Start of Record extracts

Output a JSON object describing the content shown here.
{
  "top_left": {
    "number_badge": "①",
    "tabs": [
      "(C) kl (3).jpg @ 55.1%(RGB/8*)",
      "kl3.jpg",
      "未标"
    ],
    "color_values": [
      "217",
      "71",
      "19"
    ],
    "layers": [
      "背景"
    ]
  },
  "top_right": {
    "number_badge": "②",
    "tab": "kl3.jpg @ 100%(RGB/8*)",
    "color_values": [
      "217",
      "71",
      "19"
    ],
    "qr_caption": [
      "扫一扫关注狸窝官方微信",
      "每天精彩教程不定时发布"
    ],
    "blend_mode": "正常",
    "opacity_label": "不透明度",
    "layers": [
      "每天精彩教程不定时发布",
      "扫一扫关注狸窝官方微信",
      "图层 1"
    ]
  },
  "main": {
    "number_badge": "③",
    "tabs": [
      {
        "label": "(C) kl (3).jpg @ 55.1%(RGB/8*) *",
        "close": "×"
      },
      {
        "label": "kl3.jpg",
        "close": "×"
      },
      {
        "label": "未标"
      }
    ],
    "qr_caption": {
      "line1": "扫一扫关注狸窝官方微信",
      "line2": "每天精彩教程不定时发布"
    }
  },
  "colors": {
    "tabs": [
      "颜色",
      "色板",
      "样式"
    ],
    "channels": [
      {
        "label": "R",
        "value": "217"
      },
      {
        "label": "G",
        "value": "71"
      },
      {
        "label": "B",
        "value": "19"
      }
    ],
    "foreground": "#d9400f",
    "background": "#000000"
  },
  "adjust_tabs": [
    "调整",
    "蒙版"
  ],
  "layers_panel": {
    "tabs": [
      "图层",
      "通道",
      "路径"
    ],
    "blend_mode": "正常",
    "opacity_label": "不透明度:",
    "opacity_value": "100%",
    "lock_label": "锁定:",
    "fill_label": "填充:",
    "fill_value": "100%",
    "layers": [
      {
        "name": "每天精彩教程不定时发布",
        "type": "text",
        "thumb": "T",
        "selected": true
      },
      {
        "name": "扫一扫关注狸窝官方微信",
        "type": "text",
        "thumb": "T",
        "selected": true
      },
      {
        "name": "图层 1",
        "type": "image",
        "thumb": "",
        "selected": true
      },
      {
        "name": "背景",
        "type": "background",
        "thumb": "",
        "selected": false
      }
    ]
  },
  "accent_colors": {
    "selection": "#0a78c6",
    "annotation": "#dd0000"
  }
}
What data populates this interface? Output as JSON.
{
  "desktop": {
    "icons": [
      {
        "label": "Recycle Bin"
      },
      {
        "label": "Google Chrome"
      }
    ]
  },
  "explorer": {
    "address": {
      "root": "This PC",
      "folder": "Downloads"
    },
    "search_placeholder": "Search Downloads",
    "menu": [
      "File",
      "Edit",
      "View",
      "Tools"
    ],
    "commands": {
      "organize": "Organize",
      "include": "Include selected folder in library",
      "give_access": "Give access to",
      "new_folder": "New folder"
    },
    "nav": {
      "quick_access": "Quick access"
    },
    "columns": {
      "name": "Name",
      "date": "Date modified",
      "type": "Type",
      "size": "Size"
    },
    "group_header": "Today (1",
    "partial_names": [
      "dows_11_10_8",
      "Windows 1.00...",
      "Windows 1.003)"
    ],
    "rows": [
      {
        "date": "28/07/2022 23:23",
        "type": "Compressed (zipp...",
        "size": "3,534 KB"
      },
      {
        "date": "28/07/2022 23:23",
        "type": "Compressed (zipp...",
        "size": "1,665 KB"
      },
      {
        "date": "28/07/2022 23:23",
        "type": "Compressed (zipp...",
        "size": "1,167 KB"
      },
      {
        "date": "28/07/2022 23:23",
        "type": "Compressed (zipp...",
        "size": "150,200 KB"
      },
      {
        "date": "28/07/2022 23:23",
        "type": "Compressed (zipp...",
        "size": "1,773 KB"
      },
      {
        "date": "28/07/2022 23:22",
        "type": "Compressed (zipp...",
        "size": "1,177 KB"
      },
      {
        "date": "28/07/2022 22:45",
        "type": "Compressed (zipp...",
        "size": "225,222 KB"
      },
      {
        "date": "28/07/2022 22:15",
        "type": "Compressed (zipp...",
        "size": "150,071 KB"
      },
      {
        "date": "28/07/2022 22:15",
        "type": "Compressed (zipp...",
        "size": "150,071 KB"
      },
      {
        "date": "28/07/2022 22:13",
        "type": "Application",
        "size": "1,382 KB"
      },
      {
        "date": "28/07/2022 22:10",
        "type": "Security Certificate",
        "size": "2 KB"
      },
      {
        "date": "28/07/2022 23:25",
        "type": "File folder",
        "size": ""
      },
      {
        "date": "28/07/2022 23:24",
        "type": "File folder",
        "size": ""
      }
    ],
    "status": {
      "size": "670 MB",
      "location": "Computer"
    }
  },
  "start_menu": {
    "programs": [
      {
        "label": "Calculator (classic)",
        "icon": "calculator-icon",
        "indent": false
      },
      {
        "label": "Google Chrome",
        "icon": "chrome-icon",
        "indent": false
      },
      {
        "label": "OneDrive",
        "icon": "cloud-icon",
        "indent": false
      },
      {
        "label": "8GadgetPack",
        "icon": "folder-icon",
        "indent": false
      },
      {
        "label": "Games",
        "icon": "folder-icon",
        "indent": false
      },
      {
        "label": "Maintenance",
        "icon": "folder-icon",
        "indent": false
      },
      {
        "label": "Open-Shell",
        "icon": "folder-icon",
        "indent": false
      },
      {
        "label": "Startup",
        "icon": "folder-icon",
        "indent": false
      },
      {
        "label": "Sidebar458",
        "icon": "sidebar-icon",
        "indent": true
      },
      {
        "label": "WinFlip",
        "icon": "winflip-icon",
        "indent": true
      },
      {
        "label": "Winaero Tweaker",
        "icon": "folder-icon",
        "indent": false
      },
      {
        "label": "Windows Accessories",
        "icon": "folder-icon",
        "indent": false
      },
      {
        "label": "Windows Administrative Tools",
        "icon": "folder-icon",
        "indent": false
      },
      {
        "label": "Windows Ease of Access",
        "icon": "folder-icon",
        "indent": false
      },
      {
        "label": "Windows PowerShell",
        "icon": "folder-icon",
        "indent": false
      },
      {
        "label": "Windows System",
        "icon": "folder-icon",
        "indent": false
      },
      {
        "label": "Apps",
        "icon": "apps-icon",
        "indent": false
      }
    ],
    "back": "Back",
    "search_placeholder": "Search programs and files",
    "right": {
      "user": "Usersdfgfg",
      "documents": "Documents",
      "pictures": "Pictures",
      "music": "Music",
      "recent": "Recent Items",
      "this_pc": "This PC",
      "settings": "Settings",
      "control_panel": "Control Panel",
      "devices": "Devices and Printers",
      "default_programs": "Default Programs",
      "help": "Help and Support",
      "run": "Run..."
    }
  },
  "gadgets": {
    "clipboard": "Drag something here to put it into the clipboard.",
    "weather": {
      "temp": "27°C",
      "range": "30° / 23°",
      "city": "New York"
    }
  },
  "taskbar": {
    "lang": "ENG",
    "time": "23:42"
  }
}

End of Record extracts

Answer with a single number: the count of lines holding the word "here".

__Task output__
2